Work through the data line by line, gathering every line that has the word "Ribbentrop".

── Provided records

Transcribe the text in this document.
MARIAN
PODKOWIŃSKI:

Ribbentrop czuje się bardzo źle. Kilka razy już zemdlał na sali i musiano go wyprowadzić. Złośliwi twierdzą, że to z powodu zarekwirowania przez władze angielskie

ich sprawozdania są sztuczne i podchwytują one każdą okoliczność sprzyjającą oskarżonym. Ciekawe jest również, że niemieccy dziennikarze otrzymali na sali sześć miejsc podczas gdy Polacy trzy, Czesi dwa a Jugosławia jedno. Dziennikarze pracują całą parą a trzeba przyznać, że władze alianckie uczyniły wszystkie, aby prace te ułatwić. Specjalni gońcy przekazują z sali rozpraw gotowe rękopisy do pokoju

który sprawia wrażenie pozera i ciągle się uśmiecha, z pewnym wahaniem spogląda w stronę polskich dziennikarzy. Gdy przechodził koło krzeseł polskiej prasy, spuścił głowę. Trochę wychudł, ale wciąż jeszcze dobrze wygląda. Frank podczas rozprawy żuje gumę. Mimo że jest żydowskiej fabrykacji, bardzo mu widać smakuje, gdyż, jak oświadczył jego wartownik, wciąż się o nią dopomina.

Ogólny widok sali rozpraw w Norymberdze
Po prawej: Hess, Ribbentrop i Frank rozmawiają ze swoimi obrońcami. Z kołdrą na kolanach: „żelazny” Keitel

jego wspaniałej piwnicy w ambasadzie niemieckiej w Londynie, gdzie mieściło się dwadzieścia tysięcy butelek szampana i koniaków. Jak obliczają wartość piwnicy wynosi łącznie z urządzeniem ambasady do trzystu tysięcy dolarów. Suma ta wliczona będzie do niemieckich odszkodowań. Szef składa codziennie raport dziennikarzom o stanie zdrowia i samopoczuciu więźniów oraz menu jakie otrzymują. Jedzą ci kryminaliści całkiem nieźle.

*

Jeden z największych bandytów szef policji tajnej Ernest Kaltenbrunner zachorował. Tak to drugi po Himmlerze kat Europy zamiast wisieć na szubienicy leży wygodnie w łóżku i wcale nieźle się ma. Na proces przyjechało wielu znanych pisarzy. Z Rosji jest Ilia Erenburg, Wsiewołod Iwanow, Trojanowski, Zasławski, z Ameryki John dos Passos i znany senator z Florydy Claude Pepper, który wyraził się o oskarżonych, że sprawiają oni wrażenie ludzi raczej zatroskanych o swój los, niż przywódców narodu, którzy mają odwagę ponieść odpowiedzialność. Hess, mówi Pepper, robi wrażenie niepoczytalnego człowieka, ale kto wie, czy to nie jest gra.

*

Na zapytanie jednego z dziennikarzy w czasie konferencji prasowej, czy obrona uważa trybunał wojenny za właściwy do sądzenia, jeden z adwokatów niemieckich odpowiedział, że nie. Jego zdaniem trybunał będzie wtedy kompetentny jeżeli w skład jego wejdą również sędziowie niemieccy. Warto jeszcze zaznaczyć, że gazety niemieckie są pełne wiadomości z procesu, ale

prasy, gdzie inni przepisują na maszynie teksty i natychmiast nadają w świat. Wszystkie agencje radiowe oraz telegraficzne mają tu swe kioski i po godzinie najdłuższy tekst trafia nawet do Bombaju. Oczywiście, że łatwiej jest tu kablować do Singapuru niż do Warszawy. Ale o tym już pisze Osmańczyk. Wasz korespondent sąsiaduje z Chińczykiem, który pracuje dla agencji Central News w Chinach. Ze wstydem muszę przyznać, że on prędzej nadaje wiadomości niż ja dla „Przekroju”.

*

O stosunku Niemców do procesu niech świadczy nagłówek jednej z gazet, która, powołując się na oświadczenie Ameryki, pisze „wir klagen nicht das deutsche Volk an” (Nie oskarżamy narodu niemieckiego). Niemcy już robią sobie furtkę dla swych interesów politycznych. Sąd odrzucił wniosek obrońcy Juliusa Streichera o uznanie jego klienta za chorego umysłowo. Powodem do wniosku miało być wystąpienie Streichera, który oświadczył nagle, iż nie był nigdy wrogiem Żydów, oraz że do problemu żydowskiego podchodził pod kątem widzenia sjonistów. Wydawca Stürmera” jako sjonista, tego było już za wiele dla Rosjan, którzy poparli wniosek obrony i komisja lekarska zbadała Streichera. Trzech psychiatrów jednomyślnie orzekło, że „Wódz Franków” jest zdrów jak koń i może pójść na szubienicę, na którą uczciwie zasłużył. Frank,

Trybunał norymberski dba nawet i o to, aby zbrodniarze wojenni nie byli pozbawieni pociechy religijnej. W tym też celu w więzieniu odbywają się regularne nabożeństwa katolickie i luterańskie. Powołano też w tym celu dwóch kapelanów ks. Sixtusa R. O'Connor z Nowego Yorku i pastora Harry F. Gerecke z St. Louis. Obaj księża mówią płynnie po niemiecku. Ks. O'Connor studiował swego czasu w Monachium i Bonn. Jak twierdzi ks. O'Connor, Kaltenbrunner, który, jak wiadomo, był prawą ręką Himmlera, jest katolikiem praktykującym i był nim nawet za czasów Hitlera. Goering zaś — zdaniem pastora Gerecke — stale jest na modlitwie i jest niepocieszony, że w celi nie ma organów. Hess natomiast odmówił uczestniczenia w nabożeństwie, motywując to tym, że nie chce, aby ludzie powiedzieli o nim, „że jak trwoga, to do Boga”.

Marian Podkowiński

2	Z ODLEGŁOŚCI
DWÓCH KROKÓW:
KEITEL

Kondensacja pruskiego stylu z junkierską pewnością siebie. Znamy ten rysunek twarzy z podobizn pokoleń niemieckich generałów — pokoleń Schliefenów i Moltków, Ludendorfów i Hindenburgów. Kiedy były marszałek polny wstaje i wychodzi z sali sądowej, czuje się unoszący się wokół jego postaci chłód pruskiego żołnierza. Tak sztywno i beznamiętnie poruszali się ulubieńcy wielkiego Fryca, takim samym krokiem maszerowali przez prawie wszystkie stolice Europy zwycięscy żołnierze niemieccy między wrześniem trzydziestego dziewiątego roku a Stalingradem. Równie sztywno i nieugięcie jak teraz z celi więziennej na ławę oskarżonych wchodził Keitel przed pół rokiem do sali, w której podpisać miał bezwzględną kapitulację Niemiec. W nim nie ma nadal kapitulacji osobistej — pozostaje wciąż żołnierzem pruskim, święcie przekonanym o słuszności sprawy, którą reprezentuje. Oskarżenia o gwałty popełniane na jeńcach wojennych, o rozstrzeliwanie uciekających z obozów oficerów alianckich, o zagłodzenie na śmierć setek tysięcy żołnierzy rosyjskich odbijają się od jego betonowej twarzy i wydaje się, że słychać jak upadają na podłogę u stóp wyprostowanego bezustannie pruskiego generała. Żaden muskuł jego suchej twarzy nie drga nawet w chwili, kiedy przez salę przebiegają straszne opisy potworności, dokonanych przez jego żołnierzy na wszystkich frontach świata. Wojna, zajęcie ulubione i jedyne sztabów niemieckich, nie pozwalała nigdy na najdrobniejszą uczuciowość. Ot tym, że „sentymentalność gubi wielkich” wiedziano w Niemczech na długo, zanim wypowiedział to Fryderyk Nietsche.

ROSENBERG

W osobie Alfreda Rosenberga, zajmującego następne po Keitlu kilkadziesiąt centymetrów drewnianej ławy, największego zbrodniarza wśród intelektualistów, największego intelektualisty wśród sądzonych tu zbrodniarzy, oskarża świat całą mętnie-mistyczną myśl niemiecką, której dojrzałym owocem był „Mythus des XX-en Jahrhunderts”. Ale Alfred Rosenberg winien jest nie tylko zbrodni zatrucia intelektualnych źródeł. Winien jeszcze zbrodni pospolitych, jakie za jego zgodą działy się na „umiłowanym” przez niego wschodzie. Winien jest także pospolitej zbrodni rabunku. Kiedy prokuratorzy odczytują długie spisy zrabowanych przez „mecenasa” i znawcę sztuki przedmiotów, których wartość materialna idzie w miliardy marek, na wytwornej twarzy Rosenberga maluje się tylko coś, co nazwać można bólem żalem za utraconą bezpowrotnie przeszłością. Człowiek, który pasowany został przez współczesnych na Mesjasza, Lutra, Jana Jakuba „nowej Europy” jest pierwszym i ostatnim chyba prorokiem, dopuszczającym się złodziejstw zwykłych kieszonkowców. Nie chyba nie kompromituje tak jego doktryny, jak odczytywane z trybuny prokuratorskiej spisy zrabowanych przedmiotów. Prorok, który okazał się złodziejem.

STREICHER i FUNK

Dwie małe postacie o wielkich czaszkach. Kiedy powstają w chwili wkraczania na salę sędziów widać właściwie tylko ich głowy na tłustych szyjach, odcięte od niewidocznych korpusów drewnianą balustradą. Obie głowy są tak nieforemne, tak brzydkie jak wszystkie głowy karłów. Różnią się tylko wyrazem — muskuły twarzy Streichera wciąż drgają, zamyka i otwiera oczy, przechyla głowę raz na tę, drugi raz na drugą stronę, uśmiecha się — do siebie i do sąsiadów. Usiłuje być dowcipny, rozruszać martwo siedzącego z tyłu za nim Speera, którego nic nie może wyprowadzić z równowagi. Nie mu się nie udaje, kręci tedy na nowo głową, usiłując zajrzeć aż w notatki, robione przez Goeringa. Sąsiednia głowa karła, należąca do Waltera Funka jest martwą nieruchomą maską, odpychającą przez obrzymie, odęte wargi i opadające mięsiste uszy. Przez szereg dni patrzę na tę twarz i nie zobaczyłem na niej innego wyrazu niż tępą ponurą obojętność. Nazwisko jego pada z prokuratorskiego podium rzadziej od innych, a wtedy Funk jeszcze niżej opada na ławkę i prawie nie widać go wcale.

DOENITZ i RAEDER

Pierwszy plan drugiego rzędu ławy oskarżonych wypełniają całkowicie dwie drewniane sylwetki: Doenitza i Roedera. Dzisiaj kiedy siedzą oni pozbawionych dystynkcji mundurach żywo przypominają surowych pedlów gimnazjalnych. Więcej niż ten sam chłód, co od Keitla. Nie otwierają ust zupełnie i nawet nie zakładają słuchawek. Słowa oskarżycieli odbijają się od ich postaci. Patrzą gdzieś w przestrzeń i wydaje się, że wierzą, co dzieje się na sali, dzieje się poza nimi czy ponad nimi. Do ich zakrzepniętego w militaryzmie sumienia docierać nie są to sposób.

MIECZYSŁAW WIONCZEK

────

## Task response:
Ribbentrop czuje się bardzo źle. Kilka razy już zemdlał na sali i musiano go wyprowadzić. Złośliwi twierdzą, że to z powodu zarekwirowania przez władze angielskie
Po prawej: Hess, Ribbentrop i Frank rozmawiają ze swoimi obrońcami. Z kołdrą na kolanach: „żelazny” Keitel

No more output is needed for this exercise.